**Short exercise:** What follows is a listing to be transcribed exactly.

* BEGIN Records provided *

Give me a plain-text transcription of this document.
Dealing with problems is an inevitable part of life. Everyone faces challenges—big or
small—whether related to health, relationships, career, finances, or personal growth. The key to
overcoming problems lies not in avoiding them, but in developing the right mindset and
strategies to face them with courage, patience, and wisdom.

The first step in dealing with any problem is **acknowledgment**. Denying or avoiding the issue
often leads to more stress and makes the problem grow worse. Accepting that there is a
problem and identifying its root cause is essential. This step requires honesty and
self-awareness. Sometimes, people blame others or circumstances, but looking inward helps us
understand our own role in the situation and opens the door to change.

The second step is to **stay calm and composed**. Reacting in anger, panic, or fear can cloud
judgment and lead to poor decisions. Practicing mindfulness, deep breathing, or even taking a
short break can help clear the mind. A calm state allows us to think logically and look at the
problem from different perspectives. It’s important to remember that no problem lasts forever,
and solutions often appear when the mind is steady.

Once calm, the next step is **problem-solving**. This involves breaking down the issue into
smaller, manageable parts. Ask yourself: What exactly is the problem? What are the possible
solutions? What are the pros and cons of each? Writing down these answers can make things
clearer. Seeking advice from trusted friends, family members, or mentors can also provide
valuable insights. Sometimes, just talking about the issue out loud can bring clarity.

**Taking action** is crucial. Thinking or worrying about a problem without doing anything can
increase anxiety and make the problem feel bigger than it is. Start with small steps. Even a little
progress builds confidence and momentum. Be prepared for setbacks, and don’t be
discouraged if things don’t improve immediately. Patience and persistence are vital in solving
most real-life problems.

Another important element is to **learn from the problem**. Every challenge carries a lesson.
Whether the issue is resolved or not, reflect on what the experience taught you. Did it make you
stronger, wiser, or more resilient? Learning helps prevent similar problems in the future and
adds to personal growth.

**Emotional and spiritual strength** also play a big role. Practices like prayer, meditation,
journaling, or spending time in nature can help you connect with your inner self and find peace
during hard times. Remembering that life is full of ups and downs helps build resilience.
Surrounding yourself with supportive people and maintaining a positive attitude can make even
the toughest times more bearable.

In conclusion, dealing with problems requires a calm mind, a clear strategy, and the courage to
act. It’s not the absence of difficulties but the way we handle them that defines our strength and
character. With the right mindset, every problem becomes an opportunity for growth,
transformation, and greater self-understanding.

* END Records provided *

**In response:**
Give me a plain-text transcription of this document.
Dealing with problems is an inevitable part of life. Everyone faces challenges—big or
small—whether related to health, relationships, career, finances, or personal growth. The key to
overcoming problems lies not in avoiding them, but in developing the right mindset and
strategies to face them with courage, patience, and wisdom.

The first step in dealing with any problem is **acknowledgment**. Denying or avoiding the issue
often leads to more stress and makes the problem grow worse. Accepting that there is a
problem and identifying its root cause is essential. This step requires honesty and
self-awareness. Sometimes, people blame others or circumstances, but looking inward helps us
understand our own role in the situation and opens the door to change.

The second step is to **stay calm and composed**. Reacting in anger, panic, or fear can cloud
judgment and lead to poor decisions. Practicing mindfulness, deep breathing, or even taking a
short break can help clear the mind. A calm state allows us to think logically and look at the
problem from different perspectives. It’s important to remember that no problem lasts forever,
and solutions often appear when the mind is steady.

Once calm, the next step is **problem-solving**. This involves breaking down the issue into
smaller, manageable parts. Ask yourself: What exactly is the problem? What are the possible
solutions? What are the pros and cons of each? Writing down these answers can make things
clearer. Seeking advice from trusted friends, family members, or mentors can also provide
valuable insights. Sometimes, just talking about the issue out loud can bring clarity.

**Taking action** is crucial. Thinking or worrying about a problem without doing anything can
increase anxiety and make the problem feel bigger than it is. Start with small steps. Even a little
progress builds confidence and momentum. Be prepared for setbacks, and don’t be
discouraged if things don’t improve immediately. Patience and persistence are vital in solving
most real-life problems.

Another important element is to **learn from the problem**. Every challenge carries a lesson.
Whether the issue is resolved or not, reflect on what the experience taught you. Did it make you
stronger, wiser, or more resilient? Learning helps prevent similar problems in the future and
adds to personal growth.

**Emotional and spiritual strength** also play a big role. Practices like prayer, meditation,
journaling, or spending time in nature can help you connect with your inner self and find peace
during hard times. Remembering that life is full of ups and downs helps build resilience.
Surrounding yourself with supportive people and maintaining a positive attitude can make even
the toughest times more bearable.

In conclusion, dealing with problems requires a calm mind, a clear strategy, and the courage to
act. It’s not the absence of difficulties but the way we handle them that defines our strength and
character. With the right mindset, every problem becomes an opportunity for growth,
transformation, and greater self-understanding.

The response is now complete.